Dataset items
────────────────────

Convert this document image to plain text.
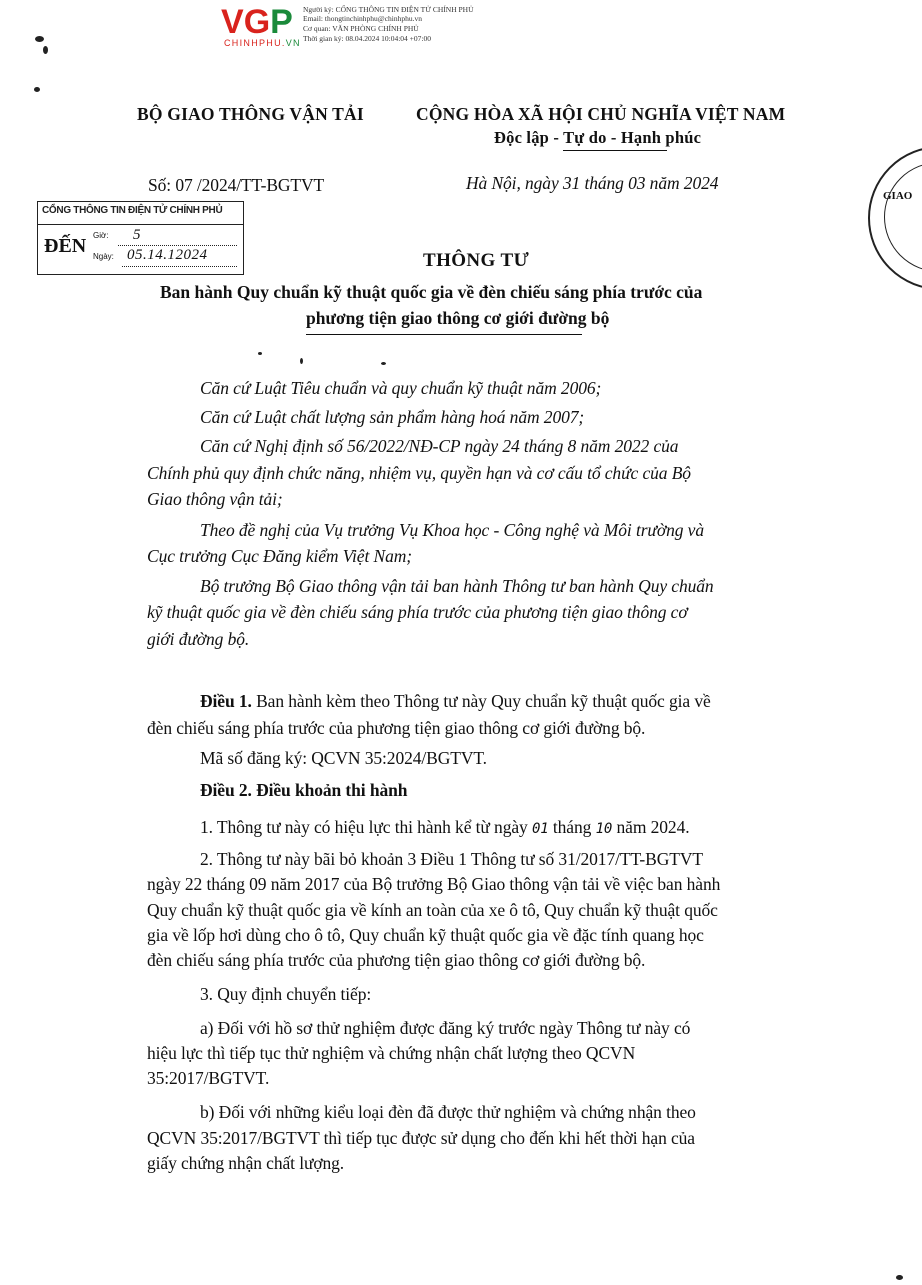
VGP
CHINHPHU.VN
Người ký: CỔNG THÔNG TIN ĐIỆN TỬ CHÍNH PHỦ
Email: thongtinchinhphu@chinhphu.vn
Cơ quan: VĂN PHÒNG CHÍNH PHỦ
Thời gian ký: 08.04.2024 10:04:04 +07:00
BỘ GIAO THÔNG VẬN TẢI	CỘNG HÒA XÃ HỘI CHỦ NGHĨA VIỆT NAM
Độc lập - Tự do - Hạnh phúc
Số: 07 /2024/TT-BGTVT	Hà Nội, ngày 31 tháng 03 năm 2024
CỔNG THÔNG TIN ĐIỆN TỬ CHÍNH PHỦ
ĐẾN Giờ: 5
Ngày: 05.14.12024
GIAO
THÔNG TƯ
Ban hành Quy chuẩn kỹ thuật quốc gia về đèn chiếu sáng phía trước của
phương tiện giao thông cơ giới đường bộ
Căn cứ Luật Tiêu chuẩn và quy chuẩn kỹ thuật năm 2006;
Căn cứ Luật chất lượng sản phẩm hàng hoá năm 2007;
Căn cứ Nghị định số 56/2022/NĐ-CP ngày 24 tháng 8 năm 2022 của
Chính phủ quy định chức năng, nhiệm vụ, quyền hạn và cơ cấu tổ chức của Bộ
Giao thông vận tải;
Theo đề nghị của Vụ trưởng Vụ Khoa học - Công nghệ và Môi trường và
Cục trưởng Cục Đăng kiểm Việt Nam;
Bộ trưởng Bộ Giao thông vận tải ban hành Thông tư ban hành Quy chuẩn
kỹ thuật quốc gia về đèn chiếu sáng phía trước của phương tiện giao thông cơ
giới đường bộ.
Điều 1. Ban hành kèm theo Thông tư này Quy chuẩn kỹ thuật quốc gia về
đèn chiếu sáng phía trước của phương tiện giao thông cơ giới đường bộ.
Mã số đăng ký: QCVN 35:2024/BGTVT.
Điều 2. Điều khoản thi hành
1. Thông tư này có hiệu lực thi hành kể từ ngày 01 tháng 10 năm 2024.
2. Thông tư này bãi bỏ khoản 3 Điều 1 Thông tư số 31/2017/TT-BGTVT
ngày 22 tháng 09 năm 2017 của Bộ trưởng Bộ Giao thông vận tải về việc ban hành
Quy chuẩn kỹ thuật quốc gia về kính an toàn của xe ô tô, Quy chuẩn kỹ thuật quốc
gia về lốp hơi dùng cho ô tô, Quy chuẩn kỹ thuật quốc gia về đặc tính quang học
đèn chiếu sáng phía trước của phương tiện giao thông cơ giới đường bộ.
3. Quy định chuyển tiếp:
a) Đối với hồ sơ thử nghiệm được đăng ký trước ngày Thông tư này có
hiệu lực thì tiếp tục thử nghiệm và chứng nhận chất lượng theo QCVN
35:2017/BGTVT.
b) Đối với những kiểu loại đèn đã được thử nghiệm và chứng nhận theo
QCVN 35:2017/BGTVT thì tiếp tục được sử dụng cho đến khi hết thời hạn của
giấy chứng nhận chất lượng.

────────────────────

From the listing above, report the number of lines containing the string "trước", without any accompanying remarks.

5